_EXERCISE DIRECTIONS_.
What is the number of lines in the data that hold the string "title"? Reply with that number only.

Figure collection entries
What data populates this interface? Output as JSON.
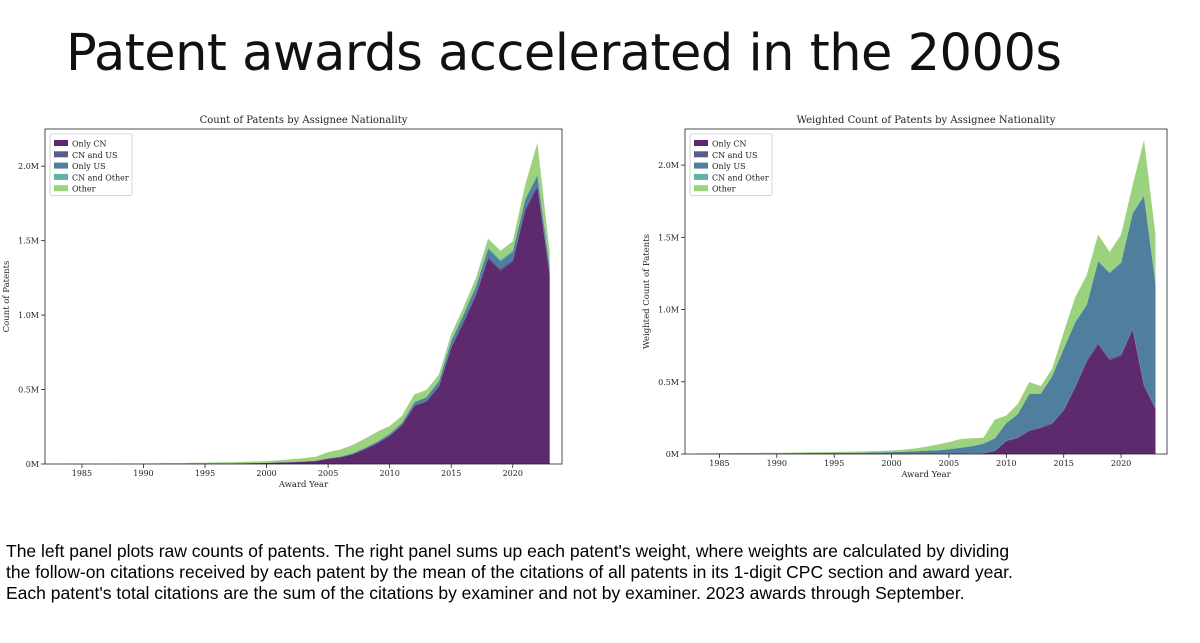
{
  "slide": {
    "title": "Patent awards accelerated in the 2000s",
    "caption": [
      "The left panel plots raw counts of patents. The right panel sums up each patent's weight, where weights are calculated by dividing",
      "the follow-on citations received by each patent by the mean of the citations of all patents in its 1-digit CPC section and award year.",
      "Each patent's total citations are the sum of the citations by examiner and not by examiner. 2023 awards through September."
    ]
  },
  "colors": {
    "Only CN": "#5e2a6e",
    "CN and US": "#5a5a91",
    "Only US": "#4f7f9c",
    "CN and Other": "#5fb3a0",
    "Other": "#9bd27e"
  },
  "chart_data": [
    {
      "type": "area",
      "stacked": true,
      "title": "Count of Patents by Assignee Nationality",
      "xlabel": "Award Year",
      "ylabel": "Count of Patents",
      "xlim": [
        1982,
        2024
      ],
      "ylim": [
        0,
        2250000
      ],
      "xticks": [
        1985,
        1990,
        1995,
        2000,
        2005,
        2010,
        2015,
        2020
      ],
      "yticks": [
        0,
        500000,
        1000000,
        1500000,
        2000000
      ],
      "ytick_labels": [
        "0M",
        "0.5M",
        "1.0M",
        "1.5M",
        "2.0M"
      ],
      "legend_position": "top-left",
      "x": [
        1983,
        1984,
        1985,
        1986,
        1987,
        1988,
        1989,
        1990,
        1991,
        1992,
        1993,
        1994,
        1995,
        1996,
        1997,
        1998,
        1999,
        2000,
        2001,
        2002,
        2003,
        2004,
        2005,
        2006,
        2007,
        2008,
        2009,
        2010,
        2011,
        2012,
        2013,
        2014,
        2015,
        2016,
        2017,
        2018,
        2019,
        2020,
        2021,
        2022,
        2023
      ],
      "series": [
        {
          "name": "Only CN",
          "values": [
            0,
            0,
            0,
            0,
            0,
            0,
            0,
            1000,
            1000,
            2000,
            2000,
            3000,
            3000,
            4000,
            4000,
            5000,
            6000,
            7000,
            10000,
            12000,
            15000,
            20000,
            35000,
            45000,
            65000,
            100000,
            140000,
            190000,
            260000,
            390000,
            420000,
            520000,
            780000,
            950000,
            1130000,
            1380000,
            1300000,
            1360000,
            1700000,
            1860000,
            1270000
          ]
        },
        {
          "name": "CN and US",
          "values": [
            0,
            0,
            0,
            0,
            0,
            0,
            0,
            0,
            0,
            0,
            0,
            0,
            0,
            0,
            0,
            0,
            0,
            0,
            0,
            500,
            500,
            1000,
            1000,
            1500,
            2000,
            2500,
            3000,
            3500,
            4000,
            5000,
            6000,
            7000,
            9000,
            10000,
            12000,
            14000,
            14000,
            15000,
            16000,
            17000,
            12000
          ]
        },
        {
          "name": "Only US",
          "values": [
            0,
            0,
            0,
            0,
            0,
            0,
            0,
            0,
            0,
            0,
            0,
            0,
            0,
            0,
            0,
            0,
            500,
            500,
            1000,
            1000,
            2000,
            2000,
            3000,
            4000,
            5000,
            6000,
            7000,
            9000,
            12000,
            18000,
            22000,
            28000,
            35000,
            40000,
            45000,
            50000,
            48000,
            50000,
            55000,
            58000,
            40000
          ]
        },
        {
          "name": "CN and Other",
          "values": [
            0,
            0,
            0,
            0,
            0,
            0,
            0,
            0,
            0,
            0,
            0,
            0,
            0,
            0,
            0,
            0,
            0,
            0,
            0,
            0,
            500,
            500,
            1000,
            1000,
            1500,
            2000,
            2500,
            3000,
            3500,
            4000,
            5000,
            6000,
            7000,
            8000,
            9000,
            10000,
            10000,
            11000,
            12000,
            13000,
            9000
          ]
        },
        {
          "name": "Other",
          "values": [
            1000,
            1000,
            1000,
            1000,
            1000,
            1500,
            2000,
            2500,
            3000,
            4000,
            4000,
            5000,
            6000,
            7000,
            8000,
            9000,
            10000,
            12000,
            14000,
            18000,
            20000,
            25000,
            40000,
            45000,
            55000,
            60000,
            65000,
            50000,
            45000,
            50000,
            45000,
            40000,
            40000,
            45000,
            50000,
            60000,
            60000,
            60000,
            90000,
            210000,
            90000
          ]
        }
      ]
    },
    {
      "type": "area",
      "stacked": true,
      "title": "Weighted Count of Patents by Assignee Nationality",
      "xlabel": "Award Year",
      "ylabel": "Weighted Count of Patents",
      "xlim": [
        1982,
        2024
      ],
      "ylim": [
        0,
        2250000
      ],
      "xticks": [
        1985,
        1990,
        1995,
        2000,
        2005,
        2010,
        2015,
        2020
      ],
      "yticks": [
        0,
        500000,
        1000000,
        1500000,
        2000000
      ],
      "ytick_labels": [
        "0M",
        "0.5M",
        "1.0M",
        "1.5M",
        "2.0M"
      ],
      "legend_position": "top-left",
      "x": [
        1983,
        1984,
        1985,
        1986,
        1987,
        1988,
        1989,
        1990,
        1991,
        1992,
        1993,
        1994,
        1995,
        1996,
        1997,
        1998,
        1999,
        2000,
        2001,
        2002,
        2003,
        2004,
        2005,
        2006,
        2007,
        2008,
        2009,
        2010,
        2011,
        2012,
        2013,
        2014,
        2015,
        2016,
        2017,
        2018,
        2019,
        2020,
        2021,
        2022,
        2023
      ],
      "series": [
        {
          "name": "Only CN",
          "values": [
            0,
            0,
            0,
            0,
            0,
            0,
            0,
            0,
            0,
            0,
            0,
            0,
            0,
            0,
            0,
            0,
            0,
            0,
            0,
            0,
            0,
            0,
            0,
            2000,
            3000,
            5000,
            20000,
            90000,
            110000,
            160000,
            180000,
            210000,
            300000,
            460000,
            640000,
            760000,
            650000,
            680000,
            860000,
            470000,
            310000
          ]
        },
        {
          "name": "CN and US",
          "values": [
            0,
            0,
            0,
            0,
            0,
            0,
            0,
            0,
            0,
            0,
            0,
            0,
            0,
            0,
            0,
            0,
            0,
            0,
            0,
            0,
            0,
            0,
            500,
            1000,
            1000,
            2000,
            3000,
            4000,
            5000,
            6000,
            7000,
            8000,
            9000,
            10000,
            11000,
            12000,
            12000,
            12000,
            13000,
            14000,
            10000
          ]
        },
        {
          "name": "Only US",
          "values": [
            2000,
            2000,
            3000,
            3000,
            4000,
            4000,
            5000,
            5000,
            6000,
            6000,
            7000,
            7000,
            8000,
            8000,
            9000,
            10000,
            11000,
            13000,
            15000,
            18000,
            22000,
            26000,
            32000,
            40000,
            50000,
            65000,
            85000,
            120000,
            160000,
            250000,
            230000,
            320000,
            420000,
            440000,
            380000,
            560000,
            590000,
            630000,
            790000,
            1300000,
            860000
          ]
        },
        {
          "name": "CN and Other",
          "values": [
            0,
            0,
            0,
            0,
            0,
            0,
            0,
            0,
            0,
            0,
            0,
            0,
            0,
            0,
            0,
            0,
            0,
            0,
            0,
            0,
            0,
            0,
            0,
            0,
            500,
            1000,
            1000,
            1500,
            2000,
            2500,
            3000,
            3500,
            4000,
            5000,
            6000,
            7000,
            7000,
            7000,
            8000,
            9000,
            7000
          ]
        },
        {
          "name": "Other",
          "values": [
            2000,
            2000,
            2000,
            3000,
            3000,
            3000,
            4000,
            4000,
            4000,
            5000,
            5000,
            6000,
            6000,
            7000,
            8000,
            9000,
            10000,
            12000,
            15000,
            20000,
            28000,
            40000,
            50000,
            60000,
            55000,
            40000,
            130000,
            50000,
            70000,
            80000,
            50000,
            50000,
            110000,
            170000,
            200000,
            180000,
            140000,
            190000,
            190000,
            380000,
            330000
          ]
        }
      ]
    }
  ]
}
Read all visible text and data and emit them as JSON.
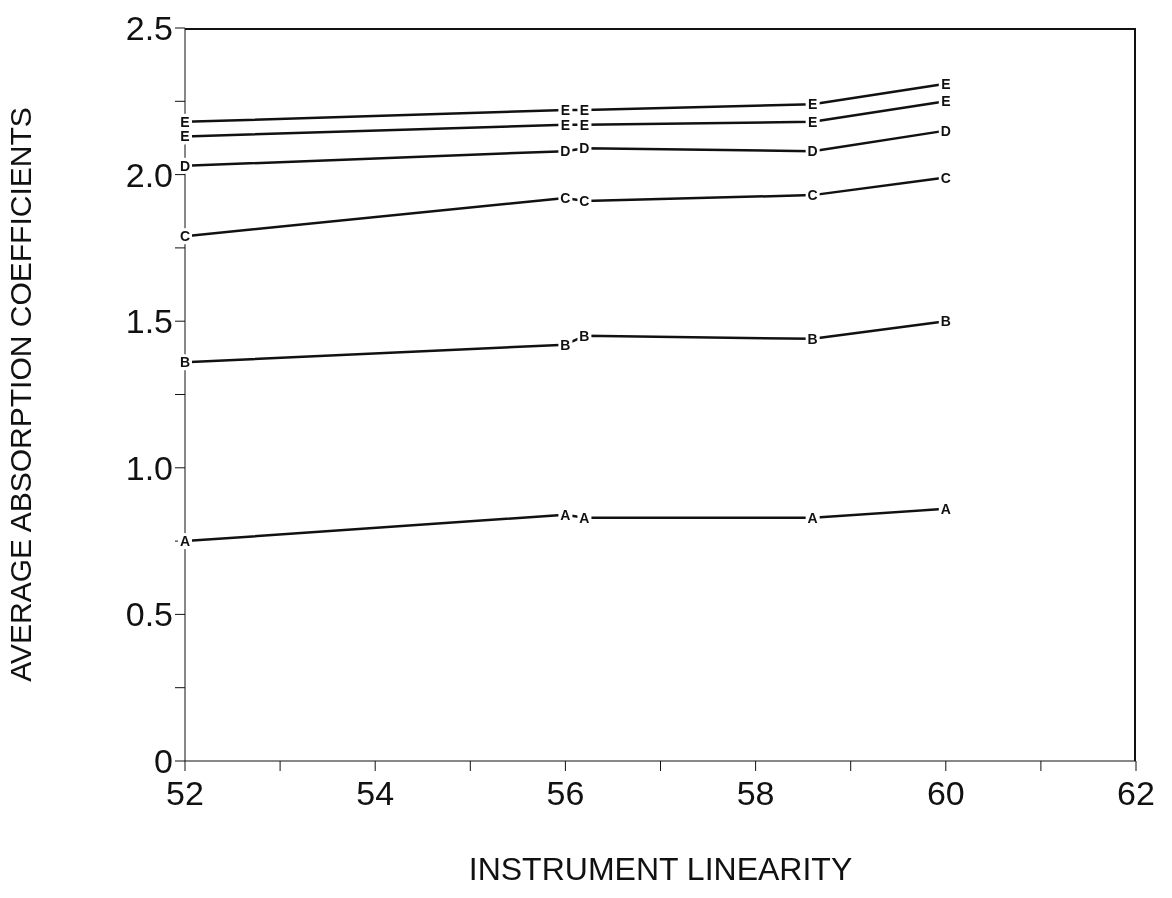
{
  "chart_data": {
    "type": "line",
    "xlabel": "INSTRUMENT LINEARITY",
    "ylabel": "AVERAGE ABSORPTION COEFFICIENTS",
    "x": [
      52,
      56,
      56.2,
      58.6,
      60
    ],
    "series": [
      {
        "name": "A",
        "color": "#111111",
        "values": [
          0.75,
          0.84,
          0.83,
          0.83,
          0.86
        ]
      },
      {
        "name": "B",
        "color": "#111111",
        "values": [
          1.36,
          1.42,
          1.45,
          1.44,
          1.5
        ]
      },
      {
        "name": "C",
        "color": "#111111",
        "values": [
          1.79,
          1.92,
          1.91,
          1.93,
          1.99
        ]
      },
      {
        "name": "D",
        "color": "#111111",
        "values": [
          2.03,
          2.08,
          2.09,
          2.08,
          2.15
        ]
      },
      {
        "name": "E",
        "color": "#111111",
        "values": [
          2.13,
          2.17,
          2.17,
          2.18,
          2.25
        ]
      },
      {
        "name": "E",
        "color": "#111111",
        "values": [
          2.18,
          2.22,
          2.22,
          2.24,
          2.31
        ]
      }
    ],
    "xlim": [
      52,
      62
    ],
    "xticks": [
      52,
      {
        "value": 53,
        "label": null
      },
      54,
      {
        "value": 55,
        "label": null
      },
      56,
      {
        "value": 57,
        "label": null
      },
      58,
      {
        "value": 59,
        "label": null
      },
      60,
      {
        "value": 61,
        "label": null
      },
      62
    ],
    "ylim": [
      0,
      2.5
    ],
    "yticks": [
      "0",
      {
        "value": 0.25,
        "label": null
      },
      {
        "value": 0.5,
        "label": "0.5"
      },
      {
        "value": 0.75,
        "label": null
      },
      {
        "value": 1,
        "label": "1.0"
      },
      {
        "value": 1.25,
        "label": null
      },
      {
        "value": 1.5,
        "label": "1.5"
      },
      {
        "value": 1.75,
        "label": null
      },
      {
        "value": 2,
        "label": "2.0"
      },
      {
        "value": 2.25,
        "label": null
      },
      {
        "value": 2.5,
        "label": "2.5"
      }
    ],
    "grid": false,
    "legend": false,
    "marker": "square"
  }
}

_OUTPUT FOR THIS TASK_.
3